| EXERCISE MATERIAL |

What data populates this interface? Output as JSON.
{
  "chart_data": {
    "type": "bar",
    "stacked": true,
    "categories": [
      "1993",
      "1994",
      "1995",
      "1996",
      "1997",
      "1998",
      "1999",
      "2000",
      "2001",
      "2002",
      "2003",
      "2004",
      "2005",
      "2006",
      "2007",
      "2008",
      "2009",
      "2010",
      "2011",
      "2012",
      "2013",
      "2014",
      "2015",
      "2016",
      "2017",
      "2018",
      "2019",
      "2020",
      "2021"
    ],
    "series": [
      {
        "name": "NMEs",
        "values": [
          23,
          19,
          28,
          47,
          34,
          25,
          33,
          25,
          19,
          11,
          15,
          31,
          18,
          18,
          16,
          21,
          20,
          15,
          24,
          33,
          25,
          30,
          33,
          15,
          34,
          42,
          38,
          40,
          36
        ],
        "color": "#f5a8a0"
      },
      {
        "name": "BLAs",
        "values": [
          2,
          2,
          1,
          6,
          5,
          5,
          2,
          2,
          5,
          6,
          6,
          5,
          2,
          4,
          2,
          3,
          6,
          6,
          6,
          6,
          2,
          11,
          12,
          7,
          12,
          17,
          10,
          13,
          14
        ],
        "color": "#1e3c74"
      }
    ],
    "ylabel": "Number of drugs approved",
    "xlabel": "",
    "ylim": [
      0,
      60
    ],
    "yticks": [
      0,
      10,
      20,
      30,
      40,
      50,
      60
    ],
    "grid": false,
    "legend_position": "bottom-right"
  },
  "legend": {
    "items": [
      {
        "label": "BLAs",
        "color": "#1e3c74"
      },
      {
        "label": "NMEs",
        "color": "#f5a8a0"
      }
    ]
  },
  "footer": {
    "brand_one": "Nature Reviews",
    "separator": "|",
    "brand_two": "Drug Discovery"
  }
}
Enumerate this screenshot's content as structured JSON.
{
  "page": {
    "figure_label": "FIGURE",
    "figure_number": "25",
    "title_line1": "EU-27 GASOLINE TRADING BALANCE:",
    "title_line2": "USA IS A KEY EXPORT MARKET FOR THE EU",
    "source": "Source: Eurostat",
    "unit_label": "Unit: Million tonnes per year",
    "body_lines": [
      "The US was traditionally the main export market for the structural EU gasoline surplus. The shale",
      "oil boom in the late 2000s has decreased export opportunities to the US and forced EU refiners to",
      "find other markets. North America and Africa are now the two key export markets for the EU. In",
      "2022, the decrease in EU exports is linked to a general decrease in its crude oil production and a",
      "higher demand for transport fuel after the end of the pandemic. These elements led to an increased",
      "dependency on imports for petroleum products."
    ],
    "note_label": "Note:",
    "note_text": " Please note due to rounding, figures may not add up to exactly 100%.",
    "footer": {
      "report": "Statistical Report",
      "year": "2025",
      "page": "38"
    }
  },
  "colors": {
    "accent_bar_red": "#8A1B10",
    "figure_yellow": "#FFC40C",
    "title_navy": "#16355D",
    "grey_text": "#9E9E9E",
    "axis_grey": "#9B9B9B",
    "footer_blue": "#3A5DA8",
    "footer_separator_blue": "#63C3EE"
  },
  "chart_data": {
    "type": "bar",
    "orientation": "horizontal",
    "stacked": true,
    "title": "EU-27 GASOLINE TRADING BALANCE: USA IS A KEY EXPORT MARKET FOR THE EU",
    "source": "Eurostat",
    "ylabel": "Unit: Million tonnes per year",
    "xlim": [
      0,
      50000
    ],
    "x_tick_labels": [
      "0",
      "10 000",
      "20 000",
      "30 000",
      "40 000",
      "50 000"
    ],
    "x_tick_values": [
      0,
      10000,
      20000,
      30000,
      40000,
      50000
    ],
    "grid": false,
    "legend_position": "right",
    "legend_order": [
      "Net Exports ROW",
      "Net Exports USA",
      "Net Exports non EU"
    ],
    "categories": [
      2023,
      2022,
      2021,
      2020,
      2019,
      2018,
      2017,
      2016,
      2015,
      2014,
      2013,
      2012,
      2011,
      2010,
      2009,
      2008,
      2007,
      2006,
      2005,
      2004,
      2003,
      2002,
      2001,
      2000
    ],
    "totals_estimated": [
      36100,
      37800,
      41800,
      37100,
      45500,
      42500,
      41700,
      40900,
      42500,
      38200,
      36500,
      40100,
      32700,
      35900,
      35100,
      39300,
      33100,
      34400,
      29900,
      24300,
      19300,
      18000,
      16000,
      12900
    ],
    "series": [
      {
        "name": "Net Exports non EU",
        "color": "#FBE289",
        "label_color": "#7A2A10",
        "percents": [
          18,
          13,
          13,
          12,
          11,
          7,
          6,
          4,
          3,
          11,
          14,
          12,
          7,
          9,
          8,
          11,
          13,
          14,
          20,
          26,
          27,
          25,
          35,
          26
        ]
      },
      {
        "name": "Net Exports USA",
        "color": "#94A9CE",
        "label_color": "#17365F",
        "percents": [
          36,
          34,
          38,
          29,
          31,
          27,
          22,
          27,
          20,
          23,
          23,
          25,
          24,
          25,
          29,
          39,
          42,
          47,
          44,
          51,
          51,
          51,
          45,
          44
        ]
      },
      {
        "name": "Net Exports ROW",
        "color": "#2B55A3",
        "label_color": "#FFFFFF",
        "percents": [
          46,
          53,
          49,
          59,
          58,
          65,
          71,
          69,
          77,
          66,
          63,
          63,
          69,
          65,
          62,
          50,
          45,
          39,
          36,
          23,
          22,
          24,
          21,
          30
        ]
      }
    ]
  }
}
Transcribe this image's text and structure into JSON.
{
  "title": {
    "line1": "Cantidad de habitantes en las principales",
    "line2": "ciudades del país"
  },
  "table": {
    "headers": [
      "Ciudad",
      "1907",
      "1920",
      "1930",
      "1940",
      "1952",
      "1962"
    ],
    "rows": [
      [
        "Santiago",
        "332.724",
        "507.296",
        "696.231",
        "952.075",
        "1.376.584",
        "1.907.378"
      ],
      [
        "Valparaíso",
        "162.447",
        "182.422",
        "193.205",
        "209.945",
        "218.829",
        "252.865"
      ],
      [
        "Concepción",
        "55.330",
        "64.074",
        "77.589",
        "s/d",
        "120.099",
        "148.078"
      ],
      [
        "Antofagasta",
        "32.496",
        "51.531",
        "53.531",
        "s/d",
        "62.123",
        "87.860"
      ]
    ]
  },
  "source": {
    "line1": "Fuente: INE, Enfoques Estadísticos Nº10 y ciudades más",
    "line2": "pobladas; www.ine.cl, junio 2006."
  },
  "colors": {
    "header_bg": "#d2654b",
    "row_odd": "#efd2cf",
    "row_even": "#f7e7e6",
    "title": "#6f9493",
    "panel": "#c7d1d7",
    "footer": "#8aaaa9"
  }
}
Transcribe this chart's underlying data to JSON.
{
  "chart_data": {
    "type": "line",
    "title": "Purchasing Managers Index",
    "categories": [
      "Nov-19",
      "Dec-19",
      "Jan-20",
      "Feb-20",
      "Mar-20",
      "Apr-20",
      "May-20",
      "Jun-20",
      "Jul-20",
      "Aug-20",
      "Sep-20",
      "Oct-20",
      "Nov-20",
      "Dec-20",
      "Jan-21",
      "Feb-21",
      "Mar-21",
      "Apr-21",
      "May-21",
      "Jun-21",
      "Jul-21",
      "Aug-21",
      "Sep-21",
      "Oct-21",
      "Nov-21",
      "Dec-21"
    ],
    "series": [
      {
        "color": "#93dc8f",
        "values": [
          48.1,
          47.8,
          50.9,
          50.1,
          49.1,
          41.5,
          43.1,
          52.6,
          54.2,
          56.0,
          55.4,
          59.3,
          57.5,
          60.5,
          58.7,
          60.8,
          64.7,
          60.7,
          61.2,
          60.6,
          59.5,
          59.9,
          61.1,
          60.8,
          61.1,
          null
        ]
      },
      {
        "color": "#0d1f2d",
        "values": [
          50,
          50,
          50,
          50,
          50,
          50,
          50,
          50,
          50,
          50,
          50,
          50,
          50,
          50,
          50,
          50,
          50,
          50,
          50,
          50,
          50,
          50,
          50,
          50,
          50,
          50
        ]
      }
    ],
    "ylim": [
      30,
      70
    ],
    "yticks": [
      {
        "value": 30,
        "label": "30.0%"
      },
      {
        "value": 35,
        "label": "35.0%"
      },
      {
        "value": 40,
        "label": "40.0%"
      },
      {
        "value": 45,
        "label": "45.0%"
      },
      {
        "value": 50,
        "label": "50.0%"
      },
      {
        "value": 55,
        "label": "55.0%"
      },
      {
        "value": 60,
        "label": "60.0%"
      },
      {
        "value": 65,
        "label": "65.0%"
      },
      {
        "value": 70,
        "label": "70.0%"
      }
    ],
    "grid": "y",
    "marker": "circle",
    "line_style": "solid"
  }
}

| REQUIRED TASK |
Scan the records above, count the lines with "Transcribe" in them, and give only the number.

| RESULT OF THIS EXERCISE |
2